Collection entries:

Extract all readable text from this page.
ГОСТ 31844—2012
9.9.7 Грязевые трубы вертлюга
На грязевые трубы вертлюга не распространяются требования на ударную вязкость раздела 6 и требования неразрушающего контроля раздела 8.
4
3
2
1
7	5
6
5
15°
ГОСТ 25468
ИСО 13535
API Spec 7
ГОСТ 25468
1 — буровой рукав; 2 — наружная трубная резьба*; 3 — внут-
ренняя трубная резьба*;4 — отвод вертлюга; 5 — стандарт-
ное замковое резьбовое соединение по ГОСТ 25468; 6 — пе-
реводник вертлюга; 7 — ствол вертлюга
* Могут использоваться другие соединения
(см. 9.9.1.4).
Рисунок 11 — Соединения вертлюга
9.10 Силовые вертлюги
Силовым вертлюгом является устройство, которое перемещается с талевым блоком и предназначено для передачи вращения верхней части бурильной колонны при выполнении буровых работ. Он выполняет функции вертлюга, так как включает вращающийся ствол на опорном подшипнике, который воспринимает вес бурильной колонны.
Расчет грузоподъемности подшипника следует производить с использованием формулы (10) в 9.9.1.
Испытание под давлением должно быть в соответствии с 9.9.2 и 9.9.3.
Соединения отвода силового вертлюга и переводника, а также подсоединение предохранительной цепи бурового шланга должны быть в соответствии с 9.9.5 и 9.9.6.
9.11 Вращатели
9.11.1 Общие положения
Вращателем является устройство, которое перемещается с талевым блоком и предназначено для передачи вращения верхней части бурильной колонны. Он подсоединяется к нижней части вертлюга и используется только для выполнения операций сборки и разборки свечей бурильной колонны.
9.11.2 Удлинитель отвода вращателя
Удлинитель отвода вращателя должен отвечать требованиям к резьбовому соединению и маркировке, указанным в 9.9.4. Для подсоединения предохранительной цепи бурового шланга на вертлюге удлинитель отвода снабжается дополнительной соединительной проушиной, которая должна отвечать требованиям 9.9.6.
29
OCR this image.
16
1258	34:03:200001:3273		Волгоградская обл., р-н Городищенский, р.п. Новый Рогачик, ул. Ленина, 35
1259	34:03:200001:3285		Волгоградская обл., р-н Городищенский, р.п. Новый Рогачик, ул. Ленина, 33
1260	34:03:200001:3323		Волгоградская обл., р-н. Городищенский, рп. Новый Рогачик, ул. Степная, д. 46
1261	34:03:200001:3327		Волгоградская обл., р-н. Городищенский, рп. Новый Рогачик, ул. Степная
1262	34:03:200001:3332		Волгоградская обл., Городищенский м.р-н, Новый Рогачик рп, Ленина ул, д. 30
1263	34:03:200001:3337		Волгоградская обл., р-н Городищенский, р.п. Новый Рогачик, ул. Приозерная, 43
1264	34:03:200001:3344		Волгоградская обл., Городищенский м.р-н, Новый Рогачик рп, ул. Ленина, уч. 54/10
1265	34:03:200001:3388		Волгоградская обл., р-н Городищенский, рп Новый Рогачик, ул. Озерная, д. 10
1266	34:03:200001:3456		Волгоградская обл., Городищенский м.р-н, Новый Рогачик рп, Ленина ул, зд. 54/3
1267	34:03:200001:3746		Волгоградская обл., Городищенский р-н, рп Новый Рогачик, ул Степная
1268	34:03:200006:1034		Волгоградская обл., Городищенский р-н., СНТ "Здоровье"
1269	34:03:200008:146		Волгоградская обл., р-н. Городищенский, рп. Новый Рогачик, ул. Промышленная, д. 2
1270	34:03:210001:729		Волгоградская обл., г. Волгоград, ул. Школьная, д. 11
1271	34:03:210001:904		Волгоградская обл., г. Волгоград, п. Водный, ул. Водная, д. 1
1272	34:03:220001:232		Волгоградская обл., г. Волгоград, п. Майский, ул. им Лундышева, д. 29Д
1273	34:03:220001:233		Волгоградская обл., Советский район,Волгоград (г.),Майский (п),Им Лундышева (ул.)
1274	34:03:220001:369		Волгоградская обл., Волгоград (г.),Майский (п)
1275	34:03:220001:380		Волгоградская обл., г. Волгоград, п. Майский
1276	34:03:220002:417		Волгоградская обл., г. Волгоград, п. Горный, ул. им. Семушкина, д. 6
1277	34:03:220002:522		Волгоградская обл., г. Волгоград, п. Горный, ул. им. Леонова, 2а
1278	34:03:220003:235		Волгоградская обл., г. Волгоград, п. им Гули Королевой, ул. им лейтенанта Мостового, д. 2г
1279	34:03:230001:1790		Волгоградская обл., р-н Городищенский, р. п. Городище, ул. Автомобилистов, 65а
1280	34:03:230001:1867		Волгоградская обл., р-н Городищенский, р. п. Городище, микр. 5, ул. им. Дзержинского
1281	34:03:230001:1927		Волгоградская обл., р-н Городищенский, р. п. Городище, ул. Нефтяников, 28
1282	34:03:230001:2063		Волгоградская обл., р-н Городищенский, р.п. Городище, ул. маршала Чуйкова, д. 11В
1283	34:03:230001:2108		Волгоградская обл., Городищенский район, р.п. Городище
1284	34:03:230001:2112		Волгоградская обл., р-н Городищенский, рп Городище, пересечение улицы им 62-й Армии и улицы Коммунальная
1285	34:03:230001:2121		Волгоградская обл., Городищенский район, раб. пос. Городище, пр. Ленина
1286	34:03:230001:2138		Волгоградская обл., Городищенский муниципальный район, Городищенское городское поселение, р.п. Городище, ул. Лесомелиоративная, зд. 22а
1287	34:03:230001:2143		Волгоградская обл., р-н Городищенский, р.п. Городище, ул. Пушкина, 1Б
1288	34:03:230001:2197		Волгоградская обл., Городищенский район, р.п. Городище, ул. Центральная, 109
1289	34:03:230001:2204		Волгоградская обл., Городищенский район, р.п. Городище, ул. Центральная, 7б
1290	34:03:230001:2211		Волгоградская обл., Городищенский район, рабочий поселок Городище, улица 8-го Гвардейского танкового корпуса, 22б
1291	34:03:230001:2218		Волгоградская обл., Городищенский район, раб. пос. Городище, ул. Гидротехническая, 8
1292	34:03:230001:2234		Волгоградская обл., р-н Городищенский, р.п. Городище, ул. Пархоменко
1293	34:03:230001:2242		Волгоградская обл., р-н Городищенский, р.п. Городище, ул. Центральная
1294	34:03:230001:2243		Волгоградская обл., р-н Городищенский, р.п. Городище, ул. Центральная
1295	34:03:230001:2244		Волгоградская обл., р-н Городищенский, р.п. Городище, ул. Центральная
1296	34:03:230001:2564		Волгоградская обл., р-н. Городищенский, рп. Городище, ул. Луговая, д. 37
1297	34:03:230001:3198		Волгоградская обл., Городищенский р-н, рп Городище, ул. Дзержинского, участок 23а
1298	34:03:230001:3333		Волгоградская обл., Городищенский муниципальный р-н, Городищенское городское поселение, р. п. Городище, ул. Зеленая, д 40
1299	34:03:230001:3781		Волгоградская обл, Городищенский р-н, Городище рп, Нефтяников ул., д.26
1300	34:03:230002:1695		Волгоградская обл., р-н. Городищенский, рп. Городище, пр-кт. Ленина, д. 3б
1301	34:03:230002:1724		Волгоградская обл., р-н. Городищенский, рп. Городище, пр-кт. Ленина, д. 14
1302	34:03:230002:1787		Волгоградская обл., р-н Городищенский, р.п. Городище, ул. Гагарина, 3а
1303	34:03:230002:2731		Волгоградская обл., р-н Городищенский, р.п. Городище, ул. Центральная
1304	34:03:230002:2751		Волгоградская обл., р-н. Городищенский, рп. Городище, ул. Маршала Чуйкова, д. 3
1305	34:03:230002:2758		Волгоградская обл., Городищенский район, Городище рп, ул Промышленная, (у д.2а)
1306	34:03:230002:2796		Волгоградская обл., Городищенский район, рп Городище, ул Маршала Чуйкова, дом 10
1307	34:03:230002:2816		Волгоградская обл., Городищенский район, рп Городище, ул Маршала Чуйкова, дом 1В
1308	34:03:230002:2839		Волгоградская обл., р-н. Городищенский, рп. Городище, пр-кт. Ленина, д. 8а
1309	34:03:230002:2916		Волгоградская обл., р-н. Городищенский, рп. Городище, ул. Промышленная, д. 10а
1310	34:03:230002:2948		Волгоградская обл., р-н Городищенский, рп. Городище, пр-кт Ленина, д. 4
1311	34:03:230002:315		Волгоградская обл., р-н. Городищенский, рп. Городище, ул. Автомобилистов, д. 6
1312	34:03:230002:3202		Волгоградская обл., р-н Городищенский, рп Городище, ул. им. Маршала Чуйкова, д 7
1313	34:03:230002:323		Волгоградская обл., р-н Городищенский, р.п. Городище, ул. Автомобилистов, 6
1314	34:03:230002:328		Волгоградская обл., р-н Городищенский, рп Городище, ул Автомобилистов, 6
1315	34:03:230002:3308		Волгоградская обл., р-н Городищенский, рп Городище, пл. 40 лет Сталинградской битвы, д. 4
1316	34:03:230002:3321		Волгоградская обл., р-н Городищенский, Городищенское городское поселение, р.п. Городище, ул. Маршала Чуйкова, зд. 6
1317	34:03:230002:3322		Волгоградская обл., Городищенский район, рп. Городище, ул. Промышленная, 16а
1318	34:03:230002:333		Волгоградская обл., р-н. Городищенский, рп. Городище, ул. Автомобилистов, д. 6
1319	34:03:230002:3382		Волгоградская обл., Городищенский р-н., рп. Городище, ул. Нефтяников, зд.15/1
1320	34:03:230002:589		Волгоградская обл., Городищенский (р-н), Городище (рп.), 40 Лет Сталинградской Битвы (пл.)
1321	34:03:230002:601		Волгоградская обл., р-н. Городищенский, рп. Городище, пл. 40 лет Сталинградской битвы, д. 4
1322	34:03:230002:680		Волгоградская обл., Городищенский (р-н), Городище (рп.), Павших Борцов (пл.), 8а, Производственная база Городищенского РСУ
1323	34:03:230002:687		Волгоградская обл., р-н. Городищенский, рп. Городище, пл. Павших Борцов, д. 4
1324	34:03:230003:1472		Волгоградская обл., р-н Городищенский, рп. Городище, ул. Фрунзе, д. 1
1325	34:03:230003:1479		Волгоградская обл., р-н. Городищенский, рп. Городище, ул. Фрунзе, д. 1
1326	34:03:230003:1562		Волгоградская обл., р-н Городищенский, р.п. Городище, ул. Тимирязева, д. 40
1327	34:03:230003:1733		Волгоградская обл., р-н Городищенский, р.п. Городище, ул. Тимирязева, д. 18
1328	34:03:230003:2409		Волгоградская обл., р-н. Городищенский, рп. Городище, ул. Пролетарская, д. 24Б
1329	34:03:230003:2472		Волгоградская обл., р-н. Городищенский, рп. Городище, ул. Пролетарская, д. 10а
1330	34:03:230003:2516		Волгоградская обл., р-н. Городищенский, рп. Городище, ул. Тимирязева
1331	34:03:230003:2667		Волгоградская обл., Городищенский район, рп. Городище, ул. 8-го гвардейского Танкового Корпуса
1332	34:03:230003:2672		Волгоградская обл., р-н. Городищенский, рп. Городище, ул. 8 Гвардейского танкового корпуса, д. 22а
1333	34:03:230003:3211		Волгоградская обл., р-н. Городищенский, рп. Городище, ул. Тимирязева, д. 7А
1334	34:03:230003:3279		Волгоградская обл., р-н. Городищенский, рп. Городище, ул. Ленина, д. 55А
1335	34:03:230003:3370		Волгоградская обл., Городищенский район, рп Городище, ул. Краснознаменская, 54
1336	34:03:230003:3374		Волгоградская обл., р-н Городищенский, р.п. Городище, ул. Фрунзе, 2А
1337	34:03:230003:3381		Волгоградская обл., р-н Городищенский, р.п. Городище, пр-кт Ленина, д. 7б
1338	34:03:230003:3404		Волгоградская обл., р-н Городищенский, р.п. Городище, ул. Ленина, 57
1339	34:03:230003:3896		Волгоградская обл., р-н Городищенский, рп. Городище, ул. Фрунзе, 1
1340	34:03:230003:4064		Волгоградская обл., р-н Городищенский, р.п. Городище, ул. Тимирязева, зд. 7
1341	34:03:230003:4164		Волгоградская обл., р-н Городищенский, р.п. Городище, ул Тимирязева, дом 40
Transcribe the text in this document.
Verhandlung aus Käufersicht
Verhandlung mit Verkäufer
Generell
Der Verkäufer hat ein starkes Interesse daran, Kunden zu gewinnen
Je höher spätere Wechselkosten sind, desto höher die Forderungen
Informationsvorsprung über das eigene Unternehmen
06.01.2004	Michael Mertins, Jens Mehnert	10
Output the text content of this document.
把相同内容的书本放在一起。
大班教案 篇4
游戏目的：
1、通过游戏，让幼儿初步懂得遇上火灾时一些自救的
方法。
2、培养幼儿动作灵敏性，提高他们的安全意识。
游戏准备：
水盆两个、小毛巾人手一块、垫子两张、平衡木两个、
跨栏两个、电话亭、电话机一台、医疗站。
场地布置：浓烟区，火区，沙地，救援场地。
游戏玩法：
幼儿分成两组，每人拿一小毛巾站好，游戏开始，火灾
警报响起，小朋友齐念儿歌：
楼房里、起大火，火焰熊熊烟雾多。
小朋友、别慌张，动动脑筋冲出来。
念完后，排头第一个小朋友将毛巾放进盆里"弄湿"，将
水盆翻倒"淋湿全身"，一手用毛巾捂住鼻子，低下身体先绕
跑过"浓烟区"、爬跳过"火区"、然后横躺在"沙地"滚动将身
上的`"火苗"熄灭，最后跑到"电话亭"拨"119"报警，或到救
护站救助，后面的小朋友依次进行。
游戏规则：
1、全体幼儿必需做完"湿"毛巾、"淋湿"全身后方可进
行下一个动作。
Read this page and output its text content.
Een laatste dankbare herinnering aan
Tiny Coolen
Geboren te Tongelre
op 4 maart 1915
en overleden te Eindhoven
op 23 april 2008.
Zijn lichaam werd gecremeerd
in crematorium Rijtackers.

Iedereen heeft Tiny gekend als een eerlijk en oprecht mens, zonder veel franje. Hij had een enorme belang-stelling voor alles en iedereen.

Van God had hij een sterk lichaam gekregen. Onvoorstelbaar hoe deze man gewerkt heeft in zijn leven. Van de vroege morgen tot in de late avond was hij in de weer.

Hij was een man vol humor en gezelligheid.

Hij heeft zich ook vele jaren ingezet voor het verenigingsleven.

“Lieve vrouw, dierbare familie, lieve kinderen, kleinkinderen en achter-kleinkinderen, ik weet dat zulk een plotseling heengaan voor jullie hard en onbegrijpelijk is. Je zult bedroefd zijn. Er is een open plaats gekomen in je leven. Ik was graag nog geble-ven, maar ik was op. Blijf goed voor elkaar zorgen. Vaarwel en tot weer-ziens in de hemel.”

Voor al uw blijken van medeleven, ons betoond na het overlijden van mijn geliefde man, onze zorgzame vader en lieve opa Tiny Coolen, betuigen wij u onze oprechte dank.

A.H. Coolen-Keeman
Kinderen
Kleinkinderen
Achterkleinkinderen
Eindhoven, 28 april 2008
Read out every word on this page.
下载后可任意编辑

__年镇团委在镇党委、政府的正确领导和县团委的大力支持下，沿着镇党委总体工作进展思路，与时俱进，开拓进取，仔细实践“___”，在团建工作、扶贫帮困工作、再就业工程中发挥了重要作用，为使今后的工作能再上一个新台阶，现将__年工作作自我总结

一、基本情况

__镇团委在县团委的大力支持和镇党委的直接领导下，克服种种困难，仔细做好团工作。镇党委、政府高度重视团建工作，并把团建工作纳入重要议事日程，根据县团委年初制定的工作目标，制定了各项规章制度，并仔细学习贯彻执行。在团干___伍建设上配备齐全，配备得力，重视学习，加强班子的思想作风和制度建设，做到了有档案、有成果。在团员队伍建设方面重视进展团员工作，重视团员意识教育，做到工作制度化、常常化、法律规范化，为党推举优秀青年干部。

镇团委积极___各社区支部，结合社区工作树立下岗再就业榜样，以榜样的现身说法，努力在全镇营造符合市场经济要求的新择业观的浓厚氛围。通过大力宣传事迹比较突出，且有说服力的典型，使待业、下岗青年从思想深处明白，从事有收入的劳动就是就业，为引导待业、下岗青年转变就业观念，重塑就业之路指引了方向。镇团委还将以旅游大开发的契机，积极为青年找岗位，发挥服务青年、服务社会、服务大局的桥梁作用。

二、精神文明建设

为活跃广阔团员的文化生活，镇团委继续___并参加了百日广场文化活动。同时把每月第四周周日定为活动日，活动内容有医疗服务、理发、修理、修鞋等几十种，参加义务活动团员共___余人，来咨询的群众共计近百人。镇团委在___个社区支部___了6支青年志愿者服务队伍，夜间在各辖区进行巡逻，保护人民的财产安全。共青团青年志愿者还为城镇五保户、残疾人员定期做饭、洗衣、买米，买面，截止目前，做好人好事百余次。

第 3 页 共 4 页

§ **PROBLEM TO WORK ON**
Look above for the line that holds "Read out every word on this page.", then copy it and each line after it exactly, through the last line of the data.

§ **SOLVED EXERCISE**
Read out every word on this page.
下载后可任意编辑

__年镇团委在镇党委、政府的正确领导和县团委的大力支持下，沿着镇党委总体工作进展思路，与时俱进，开拓进取，仔细实践“___”，在团建工作、扶贫帮困工作、再就业工程中发挥了重要作用，为使今后的工作能再上一个新台阶，现将__年工作作自我总结

一、基本情况

__镇团委在县团委的大力支持和镇党委的直接领导下，克服种种困难，仔细做好团工作。镇党委、政府高度重视团建工作，并把团建工作纳入重要议事日程，根据县团委年初制定的工作目标，制定了各项规章制度，并仔细学习贯彻执行。在团干___伍建设上配备齐全，配备得力，重视学习，加强班子的思想作风和制度建设，做到了有档案、有成果。在团员队伍建设方面重视进展团员工作，重视团员意识教育，做到工作制度化、常常化、法律规范化，为党推举优秀青年干部。

镇团委积极___各社区支部，结合社区工作树立下岗再就业榜样，以榜样的现身说法，努力在全镇营造符合市场经济要求的新择业观的浓厚氛围。通过大力宣传事迹比较突出，且有说服力的典型，使待业、下岗青年从思想深处明白，从事有收入的劳动就是就业，为引导待业、下岗青年转变就业观念，重塑就业之路指引了方向。镇团委还将以旅游大开发的契机，积极为青年找岗位，发挥服务青年、服务社会、服务大局的桥梁作用。

二、精神文明建设

为活跃广阔团员的文化生活，镇团委继续___并参加了百日广场文化活动。同时把每月第四周周日定为活动日，活动内容有医疗服务、理发、修理、修鞋等几十种，参加义务活动团员共___余人，来咨询的群众共计近百人。镇团委在___个社区支部___了6支青年志愿者服务队伍，夜间在各辖区进行巡逻，保护人民的财产安全。共青团青年志愿者还为城镇五保户、残疾人员定期做饭、洗衣、买米，买面，截止目前，做好人好事百余次。

第 3 页 共 4 页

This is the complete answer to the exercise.